[EXERCISE PASSAGE]
Tuesday, July 22, 2008

HealthDay news imageTUESDAY, July 22 (HealthDay News) -- In 2006, 57 percent of all tuberculosis cases in the United State were among foreign-born individuals and, as time passes, that population is under increased threat from the disease, a new study warns.

Between 1993 and 2006, the total number of cases of TB in the United States decreased by 45 percent -- from more than 25,000 to less than 14,000. However, that decline occurred primarily among people born in the United States, note researchers at the U.S. Centers for Disease Control and Prevention.

"The number of cases among U.S. born individuals has been reduced by 66 percent whereas, among the foreign-born population, during the same period, the number increased by 5 percent, thus widening the disparity between the two groups," said study author Dr. Kevin P. Cain. His report appears in the July 23/30 issue of the Journal of the American Medical Association.

Needless to say, experts are anxious to find ways to control and eliminate the disease. Testing the more than 37 million foreign-born individuals currently living in the United States isn't feasible, so officials are focusing their efforts on people before they immigrate.

In the study, Cain's team reviewed 46,970 cases of TB among foreign-born individuals in the United States. They discovered that an immigrant's risk for TB was highest during the early years after first arriving in the United States, varied with age (older people had a higher risk), and also varied by country of birth.

[INFORMATION]
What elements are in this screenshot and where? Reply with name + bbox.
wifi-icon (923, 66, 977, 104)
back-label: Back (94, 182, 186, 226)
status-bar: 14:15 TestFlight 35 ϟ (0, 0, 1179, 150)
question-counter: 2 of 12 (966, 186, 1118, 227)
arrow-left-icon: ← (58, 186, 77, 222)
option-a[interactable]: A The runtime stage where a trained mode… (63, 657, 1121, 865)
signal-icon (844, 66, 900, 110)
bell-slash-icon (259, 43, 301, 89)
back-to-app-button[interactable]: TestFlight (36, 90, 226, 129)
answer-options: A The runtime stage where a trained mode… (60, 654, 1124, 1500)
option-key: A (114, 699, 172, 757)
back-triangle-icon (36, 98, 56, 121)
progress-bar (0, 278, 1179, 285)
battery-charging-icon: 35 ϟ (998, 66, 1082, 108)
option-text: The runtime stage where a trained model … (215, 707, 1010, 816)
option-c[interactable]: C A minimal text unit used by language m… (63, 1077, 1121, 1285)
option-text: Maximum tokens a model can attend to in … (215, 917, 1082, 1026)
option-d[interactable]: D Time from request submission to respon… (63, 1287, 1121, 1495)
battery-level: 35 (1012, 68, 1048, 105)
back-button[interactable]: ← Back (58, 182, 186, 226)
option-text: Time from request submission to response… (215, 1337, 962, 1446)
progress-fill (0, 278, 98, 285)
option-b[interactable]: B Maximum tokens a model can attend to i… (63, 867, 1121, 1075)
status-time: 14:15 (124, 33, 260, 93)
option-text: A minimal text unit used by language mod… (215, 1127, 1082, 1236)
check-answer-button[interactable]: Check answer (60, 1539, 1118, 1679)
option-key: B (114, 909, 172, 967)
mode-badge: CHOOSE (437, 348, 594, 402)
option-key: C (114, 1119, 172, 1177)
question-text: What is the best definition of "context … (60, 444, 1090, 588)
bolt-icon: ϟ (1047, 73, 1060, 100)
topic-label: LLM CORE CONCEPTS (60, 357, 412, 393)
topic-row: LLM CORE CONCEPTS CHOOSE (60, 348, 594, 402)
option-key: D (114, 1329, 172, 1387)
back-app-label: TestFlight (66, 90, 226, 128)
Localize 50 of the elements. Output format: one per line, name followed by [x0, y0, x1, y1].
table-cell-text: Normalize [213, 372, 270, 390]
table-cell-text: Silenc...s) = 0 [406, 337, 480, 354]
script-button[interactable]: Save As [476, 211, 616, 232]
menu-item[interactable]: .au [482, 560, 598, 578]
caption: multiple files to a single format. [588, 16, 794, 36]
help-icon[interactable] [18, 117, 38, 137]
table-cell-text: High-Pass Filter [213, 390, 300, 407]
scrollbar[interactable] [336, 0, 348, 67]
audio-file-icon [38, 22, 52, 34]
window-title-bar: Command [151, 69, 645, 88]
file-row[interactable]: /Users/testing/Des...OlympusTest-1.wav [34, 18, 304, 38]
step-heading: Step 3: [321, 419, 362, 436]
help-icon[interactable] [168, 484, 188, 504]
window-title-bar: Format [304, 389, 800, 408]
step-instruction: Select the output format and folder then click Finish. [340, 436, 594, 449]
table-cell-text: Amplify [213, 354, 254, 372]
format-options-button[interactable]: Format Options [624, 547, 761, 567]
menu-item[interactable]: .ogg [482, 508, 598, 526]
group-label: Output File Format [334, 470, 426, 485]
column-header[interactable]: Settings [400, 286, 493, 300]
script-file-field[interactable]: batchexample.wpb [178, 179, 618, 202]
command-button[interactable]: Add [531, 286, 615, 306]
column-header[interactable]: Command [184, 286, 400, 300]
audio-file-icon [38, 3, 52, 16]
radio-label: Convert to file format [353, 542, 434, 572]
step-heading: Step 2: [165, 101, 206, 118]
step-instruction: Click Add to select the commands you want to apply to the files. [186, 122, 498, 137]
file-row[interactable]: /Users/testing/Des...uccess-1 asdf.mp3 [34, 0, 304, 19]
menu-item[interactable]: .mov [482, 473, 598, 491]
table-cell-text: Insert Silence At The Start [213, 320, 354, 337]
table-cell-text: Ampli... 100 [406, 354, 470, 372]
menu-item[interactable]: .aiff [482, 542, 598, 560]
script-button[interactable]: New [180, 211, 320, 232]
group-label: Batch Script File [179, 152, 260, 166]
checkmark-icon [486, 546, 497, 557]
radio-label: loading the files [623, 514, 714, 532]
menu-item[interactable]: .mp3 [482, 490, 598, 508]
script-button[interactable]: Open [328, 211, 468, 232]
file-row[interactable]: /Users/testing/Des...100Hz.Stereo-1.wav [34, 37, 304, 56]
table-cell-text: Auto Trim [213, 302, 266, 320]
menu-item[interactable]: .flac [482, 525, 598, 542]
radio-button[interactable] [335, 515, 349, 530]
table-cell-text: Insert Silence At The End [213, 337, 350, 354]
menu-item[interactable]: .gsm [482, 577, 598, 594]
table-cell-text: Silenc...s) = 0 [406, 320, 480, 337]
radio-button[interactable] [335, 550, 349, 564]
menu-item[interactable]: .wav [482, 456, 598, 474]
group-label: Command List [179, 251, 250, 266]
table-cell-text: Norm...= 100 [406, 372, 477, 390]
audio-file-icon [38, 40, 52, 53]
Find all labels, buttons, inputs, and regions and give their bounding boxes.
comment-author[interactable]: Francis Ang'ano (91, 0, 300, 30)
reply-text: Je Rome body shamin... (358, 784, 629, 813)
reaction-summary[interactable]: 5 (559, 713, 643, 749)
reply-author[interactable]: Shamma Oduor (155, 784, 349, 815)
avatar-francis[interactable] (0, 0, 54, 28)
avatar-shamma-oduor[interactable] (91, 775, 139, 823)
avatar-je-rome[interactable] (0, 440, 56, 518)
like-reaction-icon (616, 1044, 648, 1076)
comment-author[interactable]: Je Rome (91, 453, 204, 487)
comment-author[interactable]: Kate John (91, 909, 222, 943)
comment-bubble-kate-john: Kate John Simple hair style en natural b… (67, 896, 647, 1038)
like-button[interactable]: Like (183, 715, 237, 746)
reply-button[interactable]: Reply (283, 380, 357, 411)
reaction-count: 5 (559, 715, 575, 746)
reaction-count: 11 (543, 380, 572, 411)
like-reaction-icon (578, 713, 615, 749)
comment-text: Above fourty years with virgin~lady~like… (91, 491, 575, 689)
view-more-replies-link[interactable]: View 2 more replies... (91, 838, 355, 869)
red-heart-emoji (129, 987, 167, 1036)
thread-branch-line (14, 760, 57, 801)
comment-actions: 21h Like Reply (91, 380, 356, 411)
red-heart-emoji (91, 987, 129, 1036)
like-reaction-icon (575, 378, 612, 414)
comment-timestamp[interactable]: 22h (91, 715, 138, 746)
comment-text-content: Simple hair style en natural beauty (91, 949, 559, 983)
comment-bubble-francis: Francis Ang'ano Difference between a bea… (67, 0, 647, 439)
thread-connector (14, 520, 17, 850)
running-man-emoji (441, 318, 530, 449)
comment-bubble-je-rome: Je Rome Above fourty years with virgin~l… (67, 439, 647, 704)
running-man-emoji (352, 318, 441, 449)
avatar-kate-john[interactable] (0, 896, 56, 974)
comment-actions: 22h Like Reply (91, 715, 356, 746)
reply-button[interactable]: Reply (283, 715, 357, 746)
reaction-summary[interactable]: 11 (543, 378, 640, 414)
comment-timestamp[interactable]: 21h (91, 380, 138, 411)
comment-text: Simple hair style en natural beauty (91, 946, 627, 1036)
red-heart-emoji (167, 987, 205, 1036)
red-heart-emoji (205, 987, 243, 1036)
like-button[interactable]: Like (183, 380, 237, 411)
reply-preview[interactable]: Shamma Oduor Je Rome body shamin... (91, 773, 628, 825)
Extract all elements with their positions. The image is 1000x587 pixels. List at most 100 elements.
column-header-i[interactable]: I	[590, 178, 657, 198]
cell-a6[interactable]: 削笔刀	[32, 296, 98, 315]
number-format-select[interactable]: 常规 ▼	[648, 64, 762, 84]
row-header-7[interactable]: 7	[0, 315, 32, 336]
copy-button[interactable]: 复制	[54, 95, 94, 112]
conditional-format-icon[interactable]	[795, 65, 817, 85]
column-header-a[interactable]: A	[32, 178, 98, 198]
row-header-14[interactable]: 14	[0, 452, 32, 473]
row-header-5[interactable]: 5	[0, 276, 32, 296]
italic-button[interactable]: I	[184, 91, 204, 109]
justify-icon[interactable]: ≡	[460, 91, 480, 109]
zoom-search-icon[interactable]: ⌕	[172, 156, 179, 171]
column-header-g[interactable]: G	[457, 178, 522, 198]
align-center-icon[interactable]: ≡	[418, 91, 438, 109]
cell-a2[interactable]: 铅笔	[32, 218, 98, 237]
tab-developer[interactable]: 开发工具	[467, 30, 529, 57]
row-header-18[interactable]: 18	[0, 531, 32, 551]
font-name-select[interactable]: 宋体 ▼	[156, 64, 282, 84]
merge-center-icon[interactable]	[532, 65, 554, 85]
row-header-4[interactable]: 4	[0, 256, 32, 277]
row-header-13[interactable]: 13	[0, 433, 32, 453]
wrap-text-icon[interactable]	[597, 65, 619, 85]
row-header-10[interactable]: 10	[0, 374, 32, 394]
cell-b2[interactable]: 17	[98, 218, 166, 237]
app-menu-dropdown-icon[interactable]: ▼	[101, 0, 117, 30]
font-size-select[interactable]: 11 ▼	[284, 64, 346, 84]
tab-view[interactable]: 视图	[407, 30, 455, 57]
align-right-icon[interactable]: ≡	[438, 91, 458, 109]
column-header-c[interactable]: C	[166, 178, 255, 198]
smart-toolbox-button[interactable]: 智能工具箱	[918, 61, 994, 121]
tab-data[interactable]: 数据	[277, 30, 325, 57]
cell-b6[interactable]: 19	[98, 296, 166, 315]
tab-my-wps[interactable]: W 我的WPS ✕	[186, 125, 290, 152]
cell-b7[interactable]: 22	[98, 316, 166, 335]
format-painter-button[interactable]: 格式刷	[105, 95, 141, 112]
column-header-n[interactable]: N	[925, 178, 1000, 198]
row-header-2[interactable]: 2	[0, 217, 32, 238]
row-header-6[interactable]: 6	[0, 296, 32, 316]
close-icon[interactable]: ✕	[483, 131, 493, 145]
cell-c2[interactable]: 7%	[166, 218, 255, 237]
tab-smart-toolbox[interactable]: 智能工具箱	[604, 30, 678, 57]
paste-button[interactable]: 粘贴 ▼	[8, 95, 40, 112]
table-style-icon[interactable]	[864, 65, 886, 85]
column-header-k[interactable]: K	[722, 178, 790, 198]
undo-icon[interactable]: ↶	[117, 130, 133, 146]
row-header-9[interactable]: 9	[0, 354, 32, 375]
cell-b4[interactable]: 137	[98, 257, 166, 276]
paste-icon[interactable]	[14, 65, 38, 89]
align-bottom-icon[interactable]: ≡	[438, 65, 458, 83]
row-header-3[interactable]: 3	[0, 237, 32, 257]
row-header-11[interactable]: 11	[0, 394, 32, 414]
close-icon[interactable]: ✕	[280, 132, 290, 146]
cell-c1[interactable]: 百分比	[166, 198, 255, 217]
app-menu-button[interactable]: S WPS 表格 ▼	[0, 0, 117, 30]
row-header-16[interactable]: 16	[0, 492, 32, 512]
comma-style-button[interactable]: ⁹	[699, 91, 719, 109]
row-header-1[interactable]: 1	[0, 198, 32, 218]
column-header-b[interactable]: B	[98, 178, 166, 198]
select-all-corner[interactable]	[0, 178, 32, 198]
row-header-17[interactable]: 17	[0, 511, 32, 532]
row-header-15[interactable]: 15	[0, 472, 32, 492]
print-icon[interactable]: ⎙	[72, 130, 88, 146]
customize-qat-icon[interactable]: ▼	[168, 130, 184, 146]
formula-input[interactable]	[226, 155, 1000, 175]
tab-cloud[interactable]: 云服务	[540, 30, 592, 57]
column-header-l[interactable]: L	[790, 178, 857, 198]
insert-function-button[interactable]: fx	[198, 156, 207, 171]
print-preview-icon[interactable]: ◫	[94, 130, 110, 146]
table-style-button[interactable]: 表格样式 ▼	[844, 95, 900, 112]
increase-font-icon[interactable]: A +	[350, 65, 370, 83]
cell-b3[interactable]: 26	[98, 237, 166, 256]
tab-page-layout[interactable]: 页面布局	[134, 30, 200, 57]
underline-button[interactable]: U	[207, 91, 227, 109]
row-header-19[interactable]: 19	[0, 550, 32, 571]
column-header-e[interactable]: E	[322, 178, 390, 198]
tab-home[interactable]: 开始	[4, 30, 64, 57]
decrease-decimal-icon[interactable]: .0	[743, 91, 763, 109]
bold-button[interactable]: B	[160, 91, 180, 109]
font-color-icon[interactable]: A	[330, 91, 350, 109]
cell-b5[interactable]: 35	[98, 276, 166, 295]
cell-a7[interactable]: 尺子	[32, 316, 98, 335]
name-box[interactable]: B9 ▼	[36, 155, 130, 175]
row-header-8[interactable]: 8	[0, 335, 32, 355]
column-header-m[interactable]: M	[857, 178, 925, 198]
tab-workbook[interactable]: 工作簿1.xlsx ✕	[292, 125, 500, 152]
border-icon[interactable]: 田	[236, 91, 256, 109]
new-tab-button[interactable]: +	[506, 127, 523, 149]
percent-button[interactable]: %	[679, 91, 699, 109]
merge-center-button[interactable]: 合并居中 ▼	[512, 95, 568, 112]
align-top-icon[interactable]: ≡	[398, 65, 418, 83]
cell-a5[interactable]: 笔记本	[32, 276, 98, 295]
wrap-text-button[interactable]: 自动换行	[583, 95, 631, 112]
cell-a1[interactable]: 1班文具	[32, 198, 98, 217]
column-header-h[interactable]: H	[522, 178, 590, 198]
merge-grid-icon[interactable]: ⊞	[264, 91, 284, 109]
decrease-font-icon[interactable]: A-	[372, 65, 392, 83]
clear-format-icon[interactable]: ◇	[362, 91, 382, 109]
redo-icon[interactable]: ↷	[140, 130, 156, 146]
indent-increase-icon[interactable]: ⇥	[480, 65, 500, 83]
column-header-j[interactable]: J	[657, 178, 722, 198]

[YOUR TASK]
Repeat the whole news story on tuberculosis among foreign-born people in the United States word for word.

[OUTPUT FOR THIS EXERCISE]
Tuesday, July 22, 2008

HealthDay news imageTUESDAY, July 22 (HealthDay News) -- In 2006, 57 percent of all tuberculosis cases in the United State were among foreign-born individuals and, as time passes, that population is under increased threat from the disease, a new study warns.

Between 1993 and 2006, the total number of cases of TB in the United States decreased by 45 percent -- from more than 25,000 to less than 14,000. However, that decline occurred primarily among people born in the United States, note researchers at the U.S. Centers for Disease Control and Prevention.

"The number of cases among U.S. born individuals has been reduced by 66 percent whereas, among the foreign-born population, during the same period, the number increased by 5 percent, thus widening the disparity between the two groups," said study author Dr. Kevin P. Cain. His report appears in the July 23/30 issue of the Journal of the American Medical Association.

Needless to say, experts are anxious to find ways to control and eliminate the disease. Testing the more than 37 million foreign-born individuals currently living in the United States isn't feasible, so officials are focusing their efforts on people before they immigrate.

In the study, Cain's team reviewed 46,970 cases of TB among foreign-born individuals in the United States. They discovered that an immigrant's risk for TB was highest during the early years after first arriving in the United States, varied with age (older people had a higher risk), and also varied by country of birth.